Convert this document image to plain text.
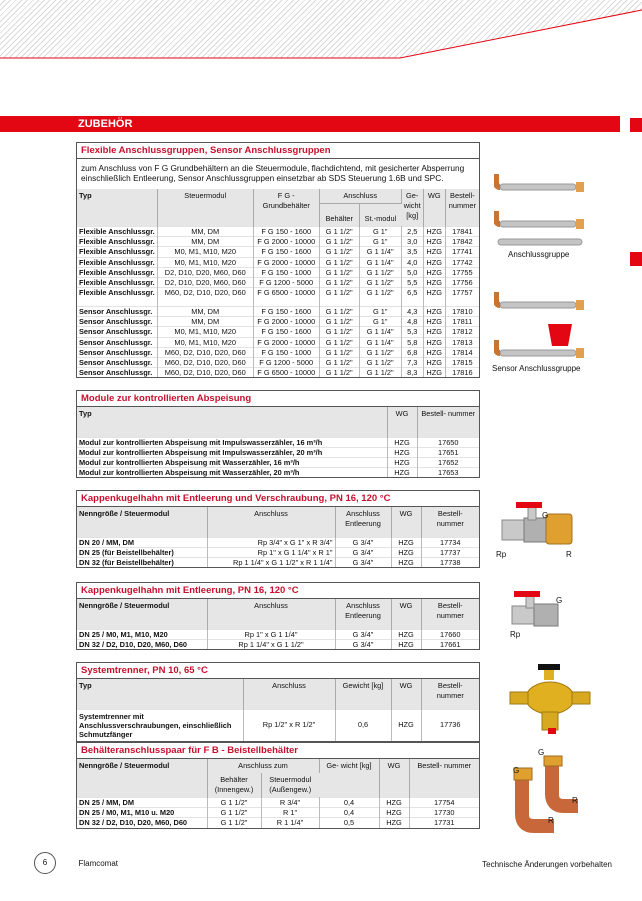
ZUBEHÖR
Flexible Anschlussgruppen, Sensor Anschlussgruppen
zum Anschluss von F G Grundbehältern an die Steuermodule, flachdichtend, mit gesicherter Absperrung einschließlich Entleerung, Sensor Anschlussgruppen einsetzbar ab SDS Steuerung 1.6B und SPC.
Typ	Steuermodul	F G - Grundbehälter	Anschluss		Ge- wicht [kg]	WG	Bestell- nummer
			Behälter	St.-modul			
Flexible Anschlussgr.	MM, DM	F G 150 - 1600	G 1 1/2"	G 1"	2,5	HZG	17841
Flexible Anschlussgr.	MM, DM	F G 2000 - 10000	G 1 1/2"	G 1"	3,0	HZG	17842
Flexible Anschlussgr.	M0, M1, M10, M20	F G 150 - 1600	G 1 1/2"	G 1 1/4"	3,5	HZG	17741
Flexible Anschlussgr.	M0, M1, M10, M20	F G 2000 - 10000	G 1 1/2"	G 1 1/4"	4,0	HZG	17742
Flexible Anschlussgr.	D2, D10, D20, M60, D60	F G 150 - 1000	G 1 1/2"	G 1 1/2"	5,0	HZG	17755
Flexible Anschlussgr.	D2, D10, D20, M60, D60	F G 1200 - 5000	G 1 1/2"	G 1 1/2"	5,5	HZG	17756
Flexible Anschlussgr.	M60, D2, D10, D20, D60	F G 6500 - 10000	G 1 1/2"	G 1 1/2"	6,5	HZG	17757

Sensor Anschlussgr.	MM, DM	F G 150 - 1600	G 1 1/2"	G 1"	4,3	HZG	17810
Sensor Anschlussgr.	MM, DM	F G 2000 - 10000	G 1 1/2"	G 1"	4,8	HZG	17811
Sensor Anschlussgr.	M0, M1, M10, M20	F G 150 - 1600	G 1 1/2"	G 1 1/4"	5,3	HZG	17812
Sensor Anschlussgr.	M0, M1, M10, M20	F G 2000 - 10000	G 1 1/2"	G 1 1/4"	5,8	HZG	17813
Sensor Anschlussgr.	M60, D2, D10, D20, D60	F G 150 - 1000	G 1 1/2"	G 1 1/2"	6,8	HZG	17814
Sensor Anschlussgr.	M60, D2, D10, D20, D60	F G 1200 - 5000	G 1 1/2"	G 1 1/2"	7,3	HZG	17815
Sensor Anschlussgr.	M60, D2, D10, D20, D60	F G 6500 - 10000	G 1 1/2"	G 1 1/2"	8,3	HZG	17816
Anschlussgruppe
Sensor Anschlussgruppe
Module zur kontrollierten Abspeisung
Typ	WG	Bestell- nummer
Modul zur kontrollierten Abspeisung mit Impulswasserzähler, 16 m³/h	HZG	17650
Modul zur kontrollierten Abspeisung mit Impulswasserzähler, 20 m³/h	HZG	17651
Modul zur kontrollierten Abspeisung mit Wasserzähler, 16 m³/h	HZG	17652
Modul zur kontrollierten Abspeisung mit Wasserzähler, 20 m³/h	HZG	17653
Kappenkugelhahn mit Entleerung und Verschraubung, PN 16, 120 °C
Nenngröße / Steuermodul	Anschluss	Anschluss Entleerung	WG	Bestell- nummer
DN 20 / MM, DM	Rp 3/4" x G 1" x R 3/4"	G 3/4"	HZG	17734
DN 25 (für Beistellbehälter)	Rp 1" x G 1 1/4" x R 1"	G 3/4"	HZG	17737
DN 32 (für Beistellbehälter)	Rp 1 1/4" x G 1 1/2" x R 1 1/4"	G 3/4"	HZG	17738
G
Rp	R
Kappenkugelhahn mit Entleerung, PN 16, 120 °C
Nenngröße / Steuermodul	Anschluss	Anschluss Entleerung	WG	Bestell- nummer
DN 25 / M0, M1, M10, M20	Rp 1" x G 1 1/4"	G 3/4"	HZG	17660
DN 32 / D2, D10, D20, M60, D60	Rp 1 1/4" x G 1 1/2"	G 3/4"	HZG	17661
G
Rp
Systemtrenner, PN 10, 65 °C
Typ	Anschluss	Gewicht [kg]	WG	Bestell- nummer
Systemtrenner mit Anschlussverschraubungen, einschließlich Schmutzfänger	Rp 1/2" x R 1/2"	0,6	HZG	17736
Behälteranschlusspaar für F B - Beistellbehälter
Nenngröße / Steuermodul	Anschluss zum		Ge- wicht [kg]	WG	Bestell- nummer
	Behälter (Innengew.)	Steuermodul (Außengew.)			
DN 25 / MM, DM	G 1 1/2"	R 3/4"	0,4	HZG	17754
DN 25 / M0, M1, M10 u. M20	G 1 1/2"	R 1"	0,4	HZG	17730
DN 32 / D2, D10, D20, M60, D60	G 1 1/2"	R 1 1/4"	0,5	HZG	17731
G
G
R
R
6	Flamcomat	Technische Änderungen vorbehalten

+--

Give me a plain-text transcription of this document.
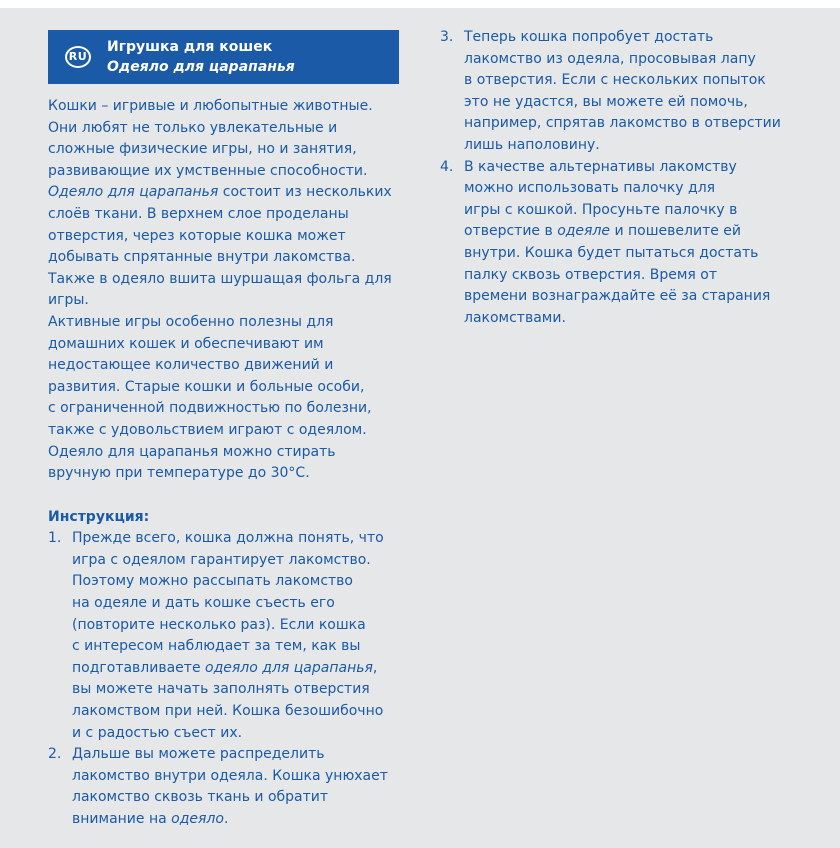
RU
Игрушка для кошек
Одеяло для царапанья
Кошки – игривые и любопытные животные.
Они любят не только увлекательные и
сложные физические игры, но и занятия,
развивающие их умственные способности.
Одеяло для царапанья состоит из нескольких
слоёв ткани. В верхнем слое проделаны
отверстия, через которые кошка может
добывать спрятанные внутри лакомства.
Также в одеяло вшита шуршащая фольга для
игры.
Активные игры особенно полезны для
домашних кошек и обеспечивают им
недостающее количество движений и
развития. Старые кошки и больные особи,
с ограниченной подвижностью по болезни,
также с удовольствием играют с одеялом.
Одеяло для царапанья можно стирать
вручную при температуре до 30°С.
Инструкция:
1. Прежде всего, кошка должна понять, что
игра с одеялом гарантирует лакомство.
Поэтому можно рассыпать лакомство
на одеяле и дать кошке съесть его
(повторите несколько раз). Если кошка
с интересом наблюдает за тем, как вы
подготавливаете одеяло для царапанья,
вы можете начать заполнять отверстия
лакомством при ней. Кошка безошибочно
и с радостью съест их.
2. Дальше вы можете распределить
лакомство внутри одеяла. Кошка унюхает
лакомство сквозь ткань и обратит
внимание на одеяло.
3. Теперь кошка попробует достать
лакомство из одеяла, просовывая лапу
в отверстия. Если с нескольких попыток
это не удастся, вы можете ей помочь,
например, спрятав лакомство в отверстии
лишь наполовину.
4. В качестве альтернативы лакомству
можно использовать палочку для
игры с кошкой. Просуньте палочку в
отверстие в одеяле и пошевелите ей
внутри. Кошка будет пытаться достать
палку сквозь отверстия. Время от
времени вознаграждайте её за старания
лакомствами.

+--

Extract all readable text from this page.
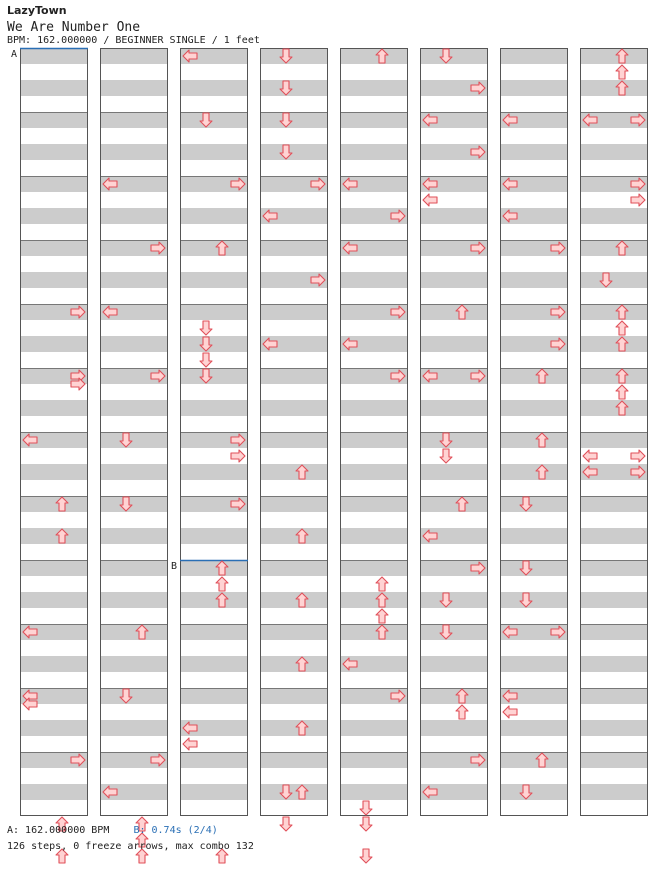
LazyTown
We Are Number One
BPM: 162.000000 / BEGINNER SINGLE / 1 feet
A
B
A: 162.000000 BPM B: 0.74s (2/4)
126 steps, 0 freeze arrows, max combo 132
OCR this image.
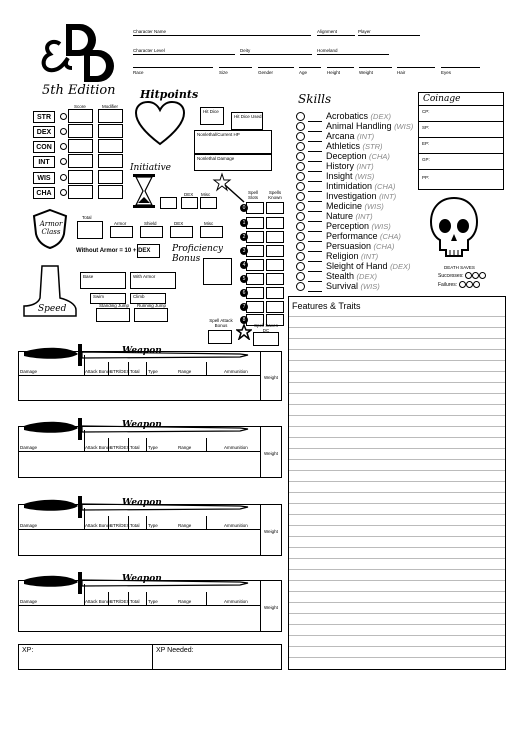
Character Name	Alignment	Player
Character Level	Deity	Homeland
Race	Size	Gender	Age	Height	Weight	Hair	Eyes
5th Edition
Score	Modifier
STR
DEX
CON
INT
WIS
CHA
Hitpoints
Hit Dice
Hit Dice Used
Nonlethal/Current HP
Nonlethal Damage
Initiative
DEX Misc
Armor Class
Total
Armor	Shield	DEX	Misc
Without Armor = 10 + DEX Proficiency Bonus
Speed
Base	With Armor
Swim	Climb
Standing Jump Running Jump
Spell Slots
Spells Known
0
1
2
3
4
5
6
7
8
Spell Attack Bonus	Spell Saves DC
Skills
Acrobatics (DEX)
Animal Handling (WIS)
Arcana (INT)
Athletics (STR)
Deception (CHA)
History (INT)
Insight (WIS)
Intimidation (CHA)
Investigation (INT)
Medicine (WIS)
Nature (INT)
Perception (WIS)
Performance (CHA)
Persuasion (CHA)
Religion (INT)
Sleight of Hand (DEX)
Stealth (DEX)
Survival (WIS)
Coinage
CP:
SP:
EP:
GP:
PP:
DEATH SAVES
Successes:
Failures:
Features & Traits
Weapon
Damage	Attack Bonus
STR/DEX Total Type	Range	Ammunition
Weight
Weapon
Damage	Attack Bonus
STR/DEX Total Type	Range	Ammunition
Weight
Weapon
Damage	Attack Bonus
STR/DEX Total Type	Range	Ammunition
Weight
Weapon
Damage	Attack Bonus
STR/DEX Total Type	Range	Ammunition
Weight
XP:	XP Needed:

+--

→ The request
Lines of the listing that contain the word "Entleerung" are to be counted; report only their number.

→ Result below
5